* _WHAT TO DO_
**a.** In the blog excerpt about settling into a new city, retype the passage from "Running into a" up to and including "whatever I please.".
**b.** Extend the blog excerpt about settling into a new city, beginning right after its final sentence.

* _SELECTED EXTRACT_
Putting the finishing touches on my bedroom, and it feeling like a place to belong.

Being warm and cozy in my new house.

Running into a friend at my new credit union.

Eating a meal and drinking coffee at the same place almost every day I've been in town since I arrived.

Watching the rain fall outside, listening to moody music and it being perfect.

These things, seemingly so simple, are also so comforting. They lift me up, confirm in my soul that this is where I belong right now. I have been welcomed to this new city with everything good that I could have asked for. I am once again assured that my life is in my capable, eager hands. And I can do with it whatever I please.

Sunday, March 13, 2011

home is where the heart is

a little bit of sun
a little bit of rain
a little bit of love
a little bit of pain

a smile from a friend
a tear from my eye
a heart on the mend
a dove in the sky

find me in the forest
climbing in the trees
lose me in the city
wind to whipping breeze

on the move once more
through fields and mountains roam
settle in again
make me feel at home

Tuesday, March 1, 2011

Reading Between the Lines

In February, I received this letter from the New York City Teaching Fellows:

Dear Christine,

Thank you for your continued interest in the NYC Teaching Fellows program. At this time, your candidacy for the June 2011 program remains under review. Because of uncertainty about the hiring needs for next school year, we are deferring most acceptance decisions until we have more information that enables us to better project the need for new Teaching Fellows.

Although we are unable to provide you with a final notification at this time, please be aware that we have already rejected many applicants, and you are part of a select group of candidates being strongly considered for our program. Candidates held in this priority group are not ranked. As such, we cannot predict our ability to offer you a Fellowship. We expect to provide you with a final decision by this spring.

[A run of records]
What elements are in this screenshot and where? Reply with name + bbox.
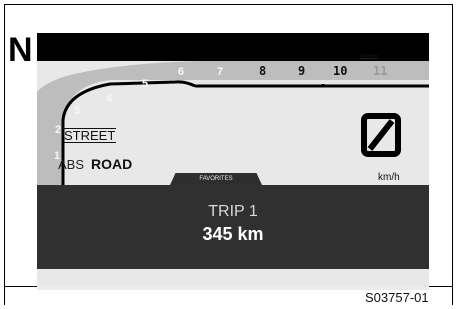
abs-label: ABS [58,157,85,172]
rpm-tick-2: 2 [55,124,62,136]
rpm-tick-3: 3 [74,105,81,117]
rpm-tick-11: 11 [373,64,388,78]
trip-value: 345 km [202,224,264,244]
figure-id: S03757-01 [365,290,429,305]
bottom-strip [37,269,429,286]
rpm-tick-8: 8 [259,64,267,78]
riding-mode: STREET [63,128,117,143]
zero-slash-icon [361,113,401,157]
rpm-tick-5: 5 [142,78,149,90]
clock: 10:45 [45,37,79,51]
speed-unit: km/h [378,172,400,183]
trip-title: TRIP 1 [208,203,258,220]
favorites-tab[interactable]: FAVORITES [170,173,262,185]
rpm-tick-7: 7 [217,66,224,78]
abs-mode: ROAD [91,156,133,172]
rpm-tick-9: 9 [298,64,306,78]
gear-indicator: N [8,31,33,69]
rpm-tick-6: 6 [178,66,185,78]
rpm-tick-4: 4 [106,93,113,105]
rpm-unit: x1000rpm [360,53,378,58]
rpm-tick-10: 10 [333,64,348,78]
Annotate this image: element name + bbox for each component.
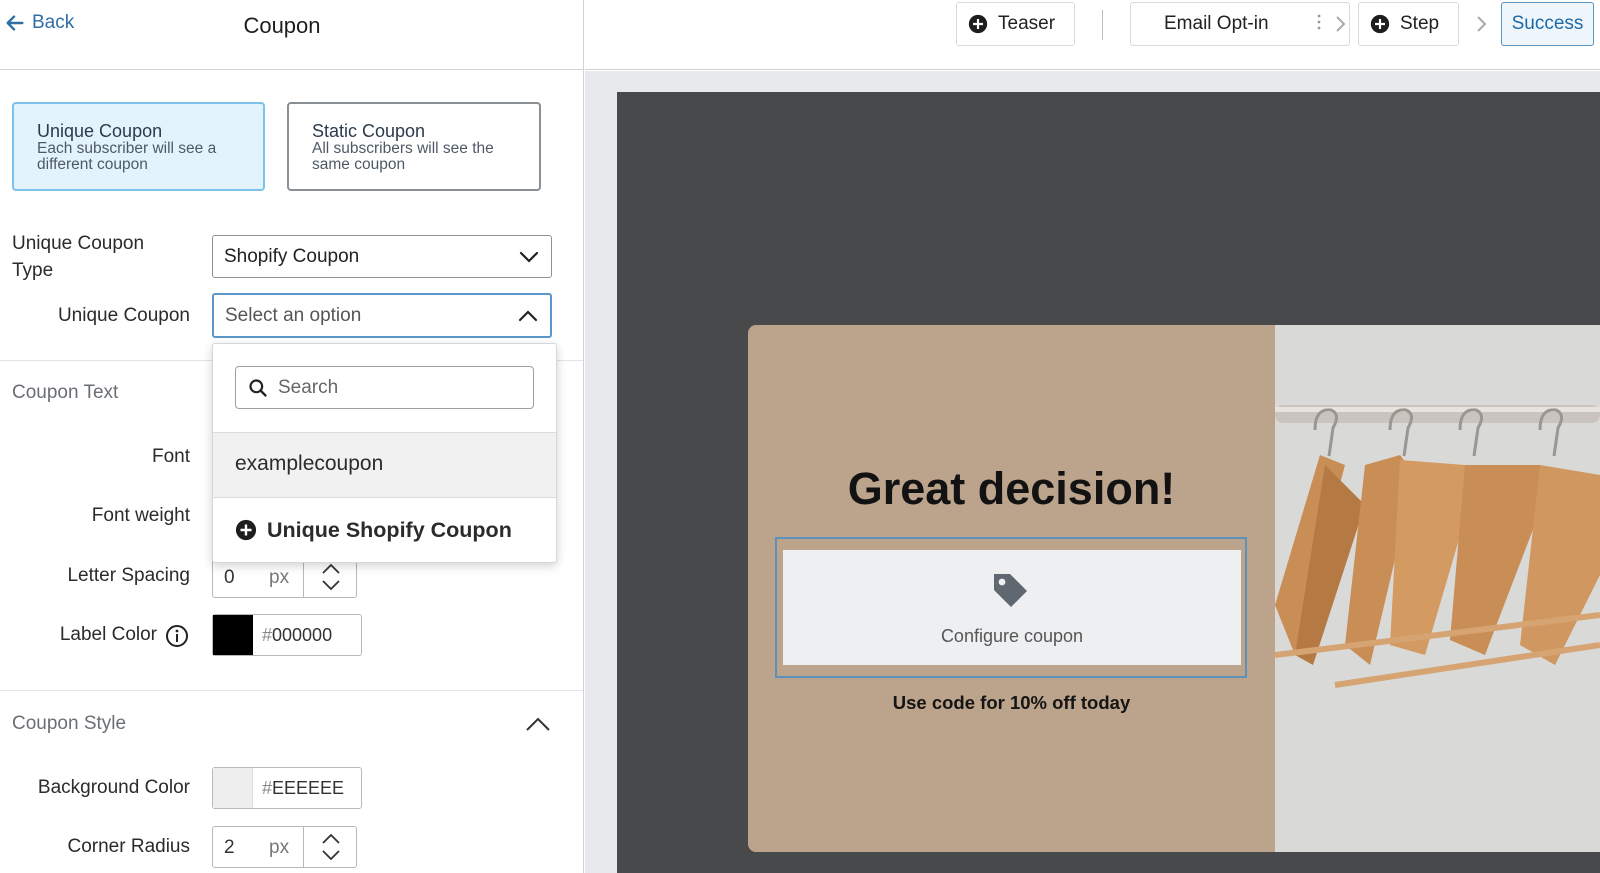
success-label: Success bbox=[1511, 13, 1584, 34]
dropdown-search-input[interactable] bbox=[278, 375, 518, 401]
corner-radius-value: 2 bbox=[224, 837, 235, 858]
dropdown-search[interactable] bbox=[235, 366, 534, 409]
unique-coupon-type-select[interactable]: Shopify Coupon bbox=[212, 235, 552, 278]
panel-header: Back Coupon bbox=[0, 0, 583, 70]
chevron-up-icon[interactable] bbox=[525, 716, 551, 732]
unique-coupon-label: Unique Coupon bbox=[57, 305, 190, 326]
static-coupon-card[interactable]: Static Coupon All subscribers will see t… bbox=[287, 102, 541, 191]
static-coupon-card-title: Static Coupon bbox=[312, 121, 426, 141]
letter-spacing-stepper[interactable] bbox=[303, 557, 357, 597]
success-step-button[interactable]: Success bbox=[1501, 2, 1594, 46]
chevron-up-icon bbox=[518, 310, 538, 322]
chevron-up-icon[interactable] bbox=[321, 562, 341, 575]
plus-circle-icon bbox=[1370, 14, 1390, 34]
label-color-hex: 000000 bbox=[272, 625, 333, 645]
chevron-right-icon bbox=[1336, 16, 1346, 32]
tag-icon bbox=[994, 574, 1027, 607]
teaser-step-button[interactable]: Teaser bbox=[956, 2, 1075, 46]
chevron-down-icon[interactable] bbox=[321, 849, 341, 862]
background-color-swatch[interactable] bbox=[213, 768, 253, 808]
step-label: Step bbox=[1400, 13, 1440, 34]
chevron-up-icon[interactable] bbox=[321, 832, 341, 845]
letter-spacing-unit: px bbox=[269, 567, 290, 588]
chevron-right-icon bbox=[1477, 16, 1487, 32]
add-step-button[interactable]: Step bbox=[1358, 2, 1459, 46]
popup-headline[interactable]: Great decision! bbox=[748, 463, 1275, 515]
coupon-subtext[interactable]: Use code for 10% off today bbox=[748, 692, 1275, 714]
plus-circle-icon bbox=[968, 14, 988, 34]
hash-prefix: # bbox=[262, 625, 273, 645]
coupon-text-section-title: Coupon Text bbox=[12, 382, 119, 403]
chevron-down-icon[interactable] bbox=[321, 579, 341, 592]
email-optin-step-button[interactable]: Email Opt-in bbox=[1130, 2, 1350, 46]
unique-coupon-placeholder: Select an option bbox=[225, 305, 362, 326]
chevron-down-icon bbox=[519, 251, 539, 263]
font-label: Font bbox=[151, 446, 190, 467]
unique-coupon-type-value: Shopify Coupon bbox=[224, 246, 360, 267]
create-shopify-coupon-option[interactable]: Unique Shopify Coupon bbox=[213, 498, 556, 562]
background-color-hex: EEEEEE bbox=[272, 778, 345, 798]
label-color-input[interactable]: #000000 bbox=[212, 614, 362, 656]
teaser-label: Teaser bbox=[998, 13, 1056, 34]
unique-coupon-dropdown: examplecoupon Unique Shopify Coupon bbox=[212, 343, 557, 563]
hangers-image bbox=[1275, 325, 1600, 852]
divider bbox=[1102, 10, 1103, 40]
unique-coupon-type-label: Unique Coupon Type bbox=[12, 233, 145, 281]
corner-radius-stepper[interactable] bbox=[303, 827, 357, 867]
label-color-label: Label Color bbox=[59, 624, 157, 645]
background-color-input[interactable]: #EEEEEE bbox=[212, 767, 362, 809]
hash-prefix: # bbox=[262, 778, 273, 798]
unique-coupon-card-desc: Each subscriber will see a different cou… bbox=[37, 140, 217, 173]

* _TASK RESULTS_
**a.**
Running into a friend at my new credit union.

Eating a meal and drinking coffee at the same place almost every day I've been in town since I arrived.

Watching the rain fall outside, listening to moody music and it being perfect.

These things, seemingly so simple, are also so comforting. They lift me up, confirm in my soul that this is where I belong right now. I have been welcomed to this new city with everything good that I could have asked for. I am once again assured that my life is in my capable, eager hands. And I can do with it whatever I please.

**b.**
We are impressed by your background and desire to close the achievement gap in New York City, and thank you in advance for your patience as we make our acceptance decisions. If you have any additional questions about the Fellowship, please do not hesitate to contact us at fellows@schools.nyc.gov.

Sincerely,
Signature
Vicki Bernstein, Executive Director
Teacher Recruitment and Quality


I kind of saw this coming.

In short, the people in control of the money don't believe education is worth the expense.

But our nation is under extreme duress. How is education NOT the answer? Isn't educating the next generation the perfect solution? Someone please explain to me what is going on here.

Tuesday, February 15, 2011

Grand Canyon Religion

As I watched my first sunset over the Grand Canyon, and absorbed the fading rainbow-colored sky above the giant abyss, I couldn't help but feel that this is how a sky is supposed to look.

This natural skyline, its golden horizon, its multi-colored mirror, the anticipation of navy darkness and the shadowy rocks below me were so grounding, yet so spiritual. Yes, the experience was religious. A number of different Native American tribes call the area of the Grand Canyon their home, and I can imagine the multitude of beliefs they hold about it. It is a sacred place. It lifted up my heart. It wrapped me in its enormity.

The next day, as I hiked 3 miles into the canyon, and dropped 2,040 feet, I only wanted to keep going. The Colorado River beckoned me onward. I had to whisper to it that I would return. I felt it nodding back in understanding.

Nothing could have prepared me for my first visit to this world wonder. And nothing can truly describe what I felt and what I remember. I can only go back again in search of more. Come with me.

Wednesday, February 2, 2011

NYC is Closing 10 Schools

I don't think this bodes well for my chances of being offered a NYCTF position.

But the larger problem, in my opinion, is what seems to be glossed over in the article:

"But studies have shown that the most difficult students have tended to gravitate to other large high schools," not the brand new, high-hopes charter schools. They end up getting lost in the system just like they were lost before, in classrooms with too many students and too few resources.

The New York Times article claims that almost 2,ooo people showed up to the panel meeting, which lasted 6 hours and ended with the vote to close the "failing schools." I want to know who those 2,000 people were. These parents obviously care about their children's education. And I am inclined to think that the panel of 13 believes they are doing what's right, too.

But who's really looking out for those lost kids?

How do we fix these problems?

Thursday, January 27, 2011

Decisions, Decisions - Participate!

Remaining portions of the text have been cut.